Figure record listings
%%
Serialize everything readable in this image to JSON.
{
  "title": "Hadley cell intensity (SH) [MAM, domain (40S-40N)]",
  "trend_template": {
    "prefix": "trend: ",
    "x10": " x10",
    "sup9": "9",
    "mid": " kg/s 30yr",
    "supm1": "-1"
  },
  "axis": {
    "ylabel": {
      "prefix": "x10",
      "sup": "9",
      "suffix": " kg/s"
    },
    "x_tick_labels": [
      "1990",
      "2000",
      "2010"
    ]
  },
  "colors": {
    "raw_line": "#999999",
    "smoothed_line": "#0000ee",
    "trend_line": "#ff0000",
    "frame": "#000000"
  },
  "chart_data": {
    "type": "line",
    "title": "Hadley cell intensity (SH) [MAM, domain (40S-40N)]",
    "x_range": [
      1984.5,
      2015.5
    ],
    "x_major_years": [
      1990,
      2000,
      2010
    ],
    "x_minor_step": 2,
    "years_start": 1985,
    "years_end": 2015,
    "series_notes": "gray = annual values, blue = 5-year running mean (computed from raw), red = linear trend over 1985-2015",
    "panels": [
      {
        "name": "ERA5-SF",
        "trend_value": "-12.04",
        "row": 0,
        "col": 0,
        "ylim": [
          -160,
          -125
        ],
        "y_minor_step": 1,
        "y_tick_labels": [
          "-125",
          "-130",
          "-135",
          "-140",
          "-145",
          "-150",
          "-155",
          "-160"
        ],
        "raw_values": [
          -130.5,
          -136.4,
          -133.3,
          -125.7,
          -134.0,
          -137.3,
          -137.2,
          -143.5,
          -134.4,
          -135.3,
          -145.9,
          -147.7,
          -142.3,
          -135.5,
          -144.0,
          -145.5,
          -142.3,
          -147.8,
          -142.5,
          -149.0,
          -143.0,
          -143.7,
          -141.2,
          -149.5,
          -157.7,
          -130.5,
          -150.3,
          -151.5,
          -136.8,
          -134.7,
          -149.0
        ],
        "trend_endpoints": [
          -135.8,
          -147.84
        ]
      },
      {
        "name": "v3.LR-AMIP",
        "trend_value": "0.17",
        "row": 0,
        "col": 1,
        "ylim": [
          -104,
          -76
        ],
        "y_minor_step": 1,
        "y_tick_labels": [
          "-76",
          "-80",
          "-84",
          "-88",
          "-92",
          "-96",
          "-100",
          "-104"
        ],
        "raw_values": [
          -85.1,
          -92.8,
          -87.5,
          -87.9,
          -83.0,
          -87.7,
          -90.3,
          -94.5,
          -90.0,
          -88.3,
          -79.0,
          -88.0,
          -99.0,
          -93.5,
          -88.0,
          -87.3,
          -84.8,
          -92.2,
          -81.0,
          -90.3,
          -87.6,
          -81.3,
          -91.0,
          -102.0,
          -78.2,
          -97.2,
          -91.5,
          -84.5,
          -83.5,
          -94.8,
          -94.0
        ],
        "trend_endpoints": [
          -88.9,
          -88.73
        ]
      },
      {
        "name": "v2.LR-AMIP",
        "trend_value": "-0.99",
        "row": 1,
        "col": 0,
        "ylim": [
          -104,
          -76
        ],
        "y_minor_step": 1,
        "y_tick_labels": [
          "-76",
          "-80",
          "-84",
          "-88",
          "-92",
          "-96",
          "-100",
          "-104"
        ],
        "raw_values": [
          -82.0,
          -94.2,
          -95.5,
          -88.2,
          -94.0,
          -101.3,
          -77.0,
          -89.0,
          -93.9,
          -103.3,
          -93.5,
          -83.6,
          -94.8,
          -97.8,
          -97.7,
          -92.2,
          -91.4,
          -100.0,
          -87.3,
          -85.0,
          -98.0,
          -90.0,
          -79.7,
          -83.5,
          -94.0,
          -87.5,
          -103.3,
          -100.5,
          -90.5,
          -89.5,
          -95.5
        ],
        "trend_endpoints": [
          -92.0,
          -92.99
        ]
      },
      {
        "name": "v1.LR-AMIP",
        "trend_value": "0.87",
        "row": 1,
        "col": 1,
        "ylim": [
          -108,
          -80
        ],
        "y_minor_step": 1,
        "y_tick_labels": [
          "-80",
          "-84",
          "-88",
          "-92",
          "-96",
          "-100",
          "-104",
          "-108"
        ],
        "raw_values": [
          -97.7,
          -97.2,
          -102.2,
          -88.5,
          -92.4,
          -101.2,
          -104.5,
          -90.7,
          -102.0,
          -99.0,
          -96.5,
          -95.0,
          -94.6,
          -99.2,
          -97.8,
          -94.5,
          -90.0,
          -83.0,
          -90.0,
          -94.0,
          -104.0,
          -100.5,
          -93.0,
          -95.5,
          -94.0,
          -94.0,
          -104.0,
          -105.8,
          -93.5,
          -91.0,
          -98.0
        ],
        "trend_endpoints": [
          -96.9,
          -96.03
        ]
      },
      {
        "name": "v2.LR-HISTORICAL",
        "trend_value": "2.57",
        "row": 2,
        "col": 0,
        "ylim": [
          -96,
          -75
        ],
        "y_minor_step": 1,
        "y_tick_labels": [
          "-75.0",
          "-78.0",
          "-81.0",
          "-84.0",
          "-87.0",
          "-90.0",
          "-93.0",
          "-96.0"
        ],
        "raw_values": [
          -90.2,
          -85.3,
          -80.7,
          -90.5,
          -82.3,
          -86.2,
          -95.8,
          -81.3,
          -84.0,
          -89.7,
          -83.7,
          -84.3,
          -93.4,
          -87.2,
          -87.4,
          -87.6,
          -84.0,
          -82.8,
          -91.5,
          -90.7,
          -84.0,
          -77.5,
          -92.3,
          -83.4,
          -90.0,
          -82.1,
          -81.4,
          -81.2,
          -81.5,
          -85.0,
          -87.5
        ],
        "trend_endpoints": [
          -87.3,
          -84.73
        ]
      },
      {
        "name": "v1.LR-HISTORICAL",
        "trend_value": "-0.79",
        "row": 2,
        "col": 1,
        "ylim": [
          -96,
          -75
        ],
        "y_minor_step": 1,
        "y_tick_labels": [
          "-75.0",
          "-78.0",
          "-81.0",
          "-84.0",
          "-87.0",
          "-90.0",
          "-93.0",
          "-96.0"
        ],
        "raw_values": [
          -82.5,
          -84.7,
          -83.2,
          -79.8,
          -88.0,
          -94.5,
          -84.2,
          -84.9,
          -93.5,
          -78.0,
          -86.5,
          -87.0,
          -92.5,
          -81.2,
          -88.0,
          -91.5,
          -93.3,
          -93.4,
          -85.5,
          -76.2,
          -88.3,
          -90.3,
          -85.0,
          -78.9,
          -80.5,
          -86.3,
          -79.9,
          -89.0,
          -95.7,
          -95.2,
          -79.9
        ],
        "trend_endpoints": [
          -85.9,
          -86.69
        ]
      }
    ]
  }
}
%%
* [Set exercise] Collect every line with the string "domain" from the records, and copy each.

* [Task result]
  "title": "Hadley cell intensity (SH) [MAM, domain (40S-40N)]",
    "title": "Hadley cell intensity (SH) [MAM, domain (40S-40N)]",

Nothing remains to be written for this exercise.